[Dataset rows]
########################################
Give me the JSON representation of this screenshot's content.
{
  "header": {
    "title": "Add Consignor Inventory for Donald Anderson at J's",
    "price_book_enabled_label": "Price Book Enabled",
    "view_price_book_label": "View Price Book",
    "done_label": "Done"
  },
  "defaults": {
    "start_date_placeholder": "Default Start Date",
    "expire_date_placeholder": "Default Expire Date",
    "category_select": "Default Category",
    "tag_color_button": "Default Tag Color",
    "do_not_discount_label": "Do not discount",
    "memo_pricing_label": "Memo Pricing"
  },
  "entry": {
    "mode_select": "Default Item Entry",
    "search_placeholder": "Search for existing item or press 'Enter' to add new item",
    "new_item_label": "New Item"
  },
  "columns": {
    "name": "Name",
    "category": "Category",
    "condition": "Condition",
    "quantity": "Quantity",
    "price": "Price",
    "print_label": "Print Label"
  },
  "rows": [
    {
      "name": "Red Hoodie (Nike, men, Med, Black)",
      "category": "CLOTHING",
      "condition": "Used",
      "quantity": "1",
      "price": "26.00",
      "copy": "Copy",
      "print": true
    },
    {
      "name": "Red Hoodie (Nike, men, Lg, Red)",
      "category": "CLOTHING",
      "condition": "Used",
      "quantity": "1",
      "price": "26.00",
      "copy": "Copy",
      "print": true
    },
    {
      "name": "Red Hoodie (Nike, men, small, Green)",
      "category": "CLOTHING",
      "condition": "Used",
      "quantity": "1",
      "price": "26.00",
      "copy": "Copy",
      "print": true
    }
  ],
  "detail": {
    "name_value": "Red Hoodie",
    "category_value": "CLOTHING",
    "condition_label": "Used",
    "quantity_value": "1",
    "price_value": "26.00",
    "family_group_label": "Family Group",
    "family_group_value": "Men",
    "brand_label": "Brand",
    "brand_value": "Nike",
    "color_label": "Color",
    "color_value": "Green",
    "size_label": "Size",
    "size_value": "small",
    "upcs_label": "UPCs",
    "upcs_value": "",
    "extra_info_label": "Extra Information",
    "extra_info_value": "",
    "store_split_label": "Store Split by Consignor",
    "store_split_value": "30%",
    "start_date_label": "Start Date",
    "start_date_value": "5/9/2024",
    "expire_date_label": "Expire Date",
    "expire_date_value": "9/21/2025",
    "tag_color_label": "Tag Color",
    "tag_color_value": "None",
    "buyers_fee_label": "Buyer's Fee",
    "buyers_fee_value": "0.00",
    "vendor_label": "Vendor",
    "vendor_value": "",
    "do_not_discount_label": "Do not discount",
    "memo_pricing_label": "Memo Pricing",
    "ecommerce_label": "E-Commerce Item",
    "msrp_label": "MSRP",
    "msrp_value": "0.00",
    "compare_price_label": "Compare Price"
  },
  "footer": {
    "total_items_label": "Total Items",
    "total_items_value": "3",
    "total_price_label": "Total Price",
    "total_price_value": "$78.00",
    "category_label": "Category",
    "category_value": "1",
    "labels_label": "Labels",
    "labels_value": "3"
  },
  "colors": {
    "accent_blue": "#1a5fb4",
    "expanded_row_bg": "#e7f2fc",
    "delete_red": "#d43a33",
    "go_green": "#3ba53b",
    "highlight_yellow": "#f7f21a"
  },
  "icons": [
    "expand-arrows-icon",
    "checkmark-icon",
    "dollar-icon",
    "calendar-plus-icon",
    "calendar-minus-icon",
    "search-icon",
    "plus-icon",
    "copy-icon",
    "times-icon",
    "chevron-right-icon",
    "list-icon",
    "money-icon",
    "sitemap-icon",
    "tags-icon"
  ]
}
########################################
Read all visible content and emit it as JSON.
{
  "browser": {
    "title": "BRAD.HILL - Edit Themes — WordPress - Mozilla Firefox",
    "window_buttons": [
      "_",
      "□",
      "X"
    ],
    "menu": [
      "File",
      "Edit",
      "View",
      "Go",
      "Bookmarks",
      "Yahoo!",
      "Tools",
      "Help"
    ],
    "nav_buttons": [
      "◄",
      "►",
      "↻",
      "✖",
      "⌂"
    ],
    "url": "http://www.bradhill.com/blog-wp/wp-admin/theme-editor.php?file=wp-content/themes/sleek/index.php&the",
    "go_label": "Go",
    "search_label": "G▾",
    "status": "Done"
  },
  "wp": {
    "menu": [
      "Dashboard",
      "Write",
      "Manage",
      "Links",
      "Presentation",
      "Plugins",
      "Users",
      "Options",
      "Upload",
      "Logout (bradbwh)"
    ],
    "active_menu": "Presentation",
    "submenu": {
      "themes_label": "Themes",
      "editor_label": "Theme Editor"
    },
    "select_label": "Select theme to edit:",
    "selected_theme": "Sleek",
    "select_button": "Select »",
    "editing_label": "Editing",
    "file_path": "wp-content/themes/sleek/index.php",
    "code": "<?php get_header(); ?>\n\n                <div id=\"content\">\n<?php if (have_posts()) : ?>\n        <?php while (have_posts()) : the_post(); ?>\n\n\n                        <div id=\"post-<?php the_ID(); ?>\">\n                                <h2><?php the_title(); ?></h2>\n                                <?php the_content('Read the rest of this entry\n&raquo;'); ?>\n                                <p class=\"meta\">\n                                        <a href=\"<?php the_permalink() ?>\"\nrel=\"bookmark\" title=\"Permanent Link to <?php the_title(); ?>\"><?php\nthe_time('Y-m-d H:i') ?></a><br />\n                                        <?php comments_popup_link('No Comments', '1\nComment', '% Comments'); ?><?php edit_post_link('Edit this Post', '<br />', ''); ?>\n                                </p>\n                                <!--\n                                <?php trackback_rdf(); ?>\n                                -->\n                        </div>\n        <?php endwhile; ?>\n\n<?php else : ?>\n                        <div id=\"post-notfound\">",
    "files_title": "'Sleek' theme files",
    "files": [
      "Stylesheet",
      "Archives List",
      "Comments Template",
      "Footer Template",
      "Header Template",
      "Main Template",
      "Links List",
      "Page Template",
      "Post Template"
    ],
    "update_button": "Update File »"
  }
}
########################################
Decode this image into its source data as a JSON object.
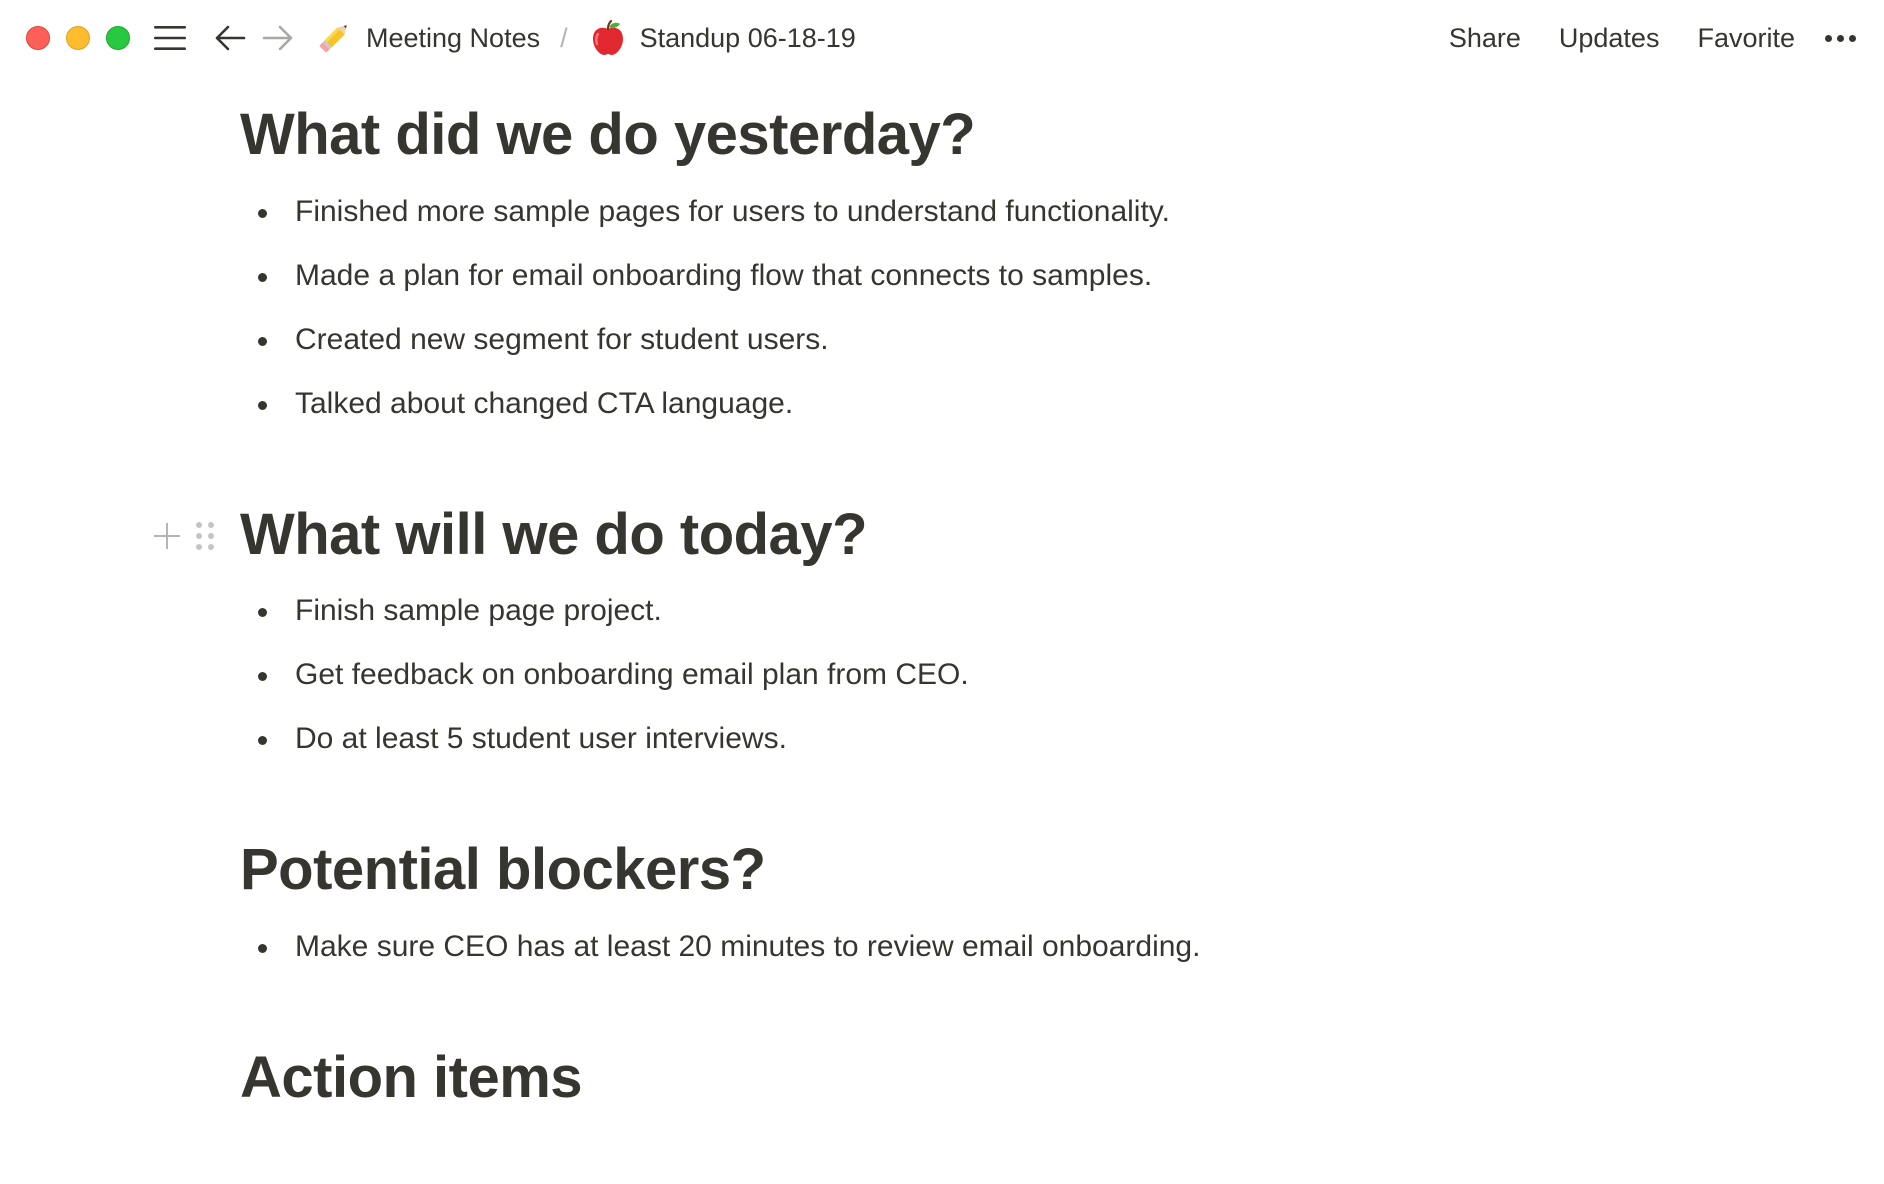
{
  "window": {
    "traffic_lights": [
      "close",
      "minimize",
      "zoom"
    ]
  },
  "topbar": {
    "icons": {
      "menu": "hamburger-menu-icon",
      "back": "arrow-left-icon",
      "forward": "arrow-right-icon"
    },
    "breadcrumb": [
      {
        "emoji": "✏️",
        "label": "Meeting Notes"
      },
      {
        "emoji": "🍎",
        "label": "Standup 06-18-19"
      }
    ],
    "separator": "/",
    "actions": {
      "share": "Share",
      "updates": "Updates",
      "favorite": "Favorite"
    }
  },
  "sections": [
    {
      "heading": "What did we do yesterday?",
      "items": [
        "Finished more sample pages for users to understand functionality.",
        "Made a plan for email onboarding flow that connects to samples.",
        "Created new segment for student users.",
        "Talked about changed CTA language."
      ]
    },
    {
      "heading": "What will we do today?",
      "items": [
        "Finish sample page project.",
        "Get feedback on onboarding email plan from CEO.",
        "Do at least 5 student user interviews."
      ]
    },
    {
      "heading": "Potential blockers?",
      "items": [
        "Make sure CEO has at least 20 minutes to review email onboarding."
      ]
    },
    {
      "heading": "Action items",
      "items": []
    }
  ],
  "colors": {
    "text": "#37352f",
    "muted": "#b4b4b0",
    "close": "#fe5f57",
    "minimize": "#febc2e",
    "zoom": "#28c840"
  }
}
########################################
• DESCRIPTION OF THE TASK
Report how many lines in the listing above include the word "least". Give nothing but the number.

• TASK OUTPUT
2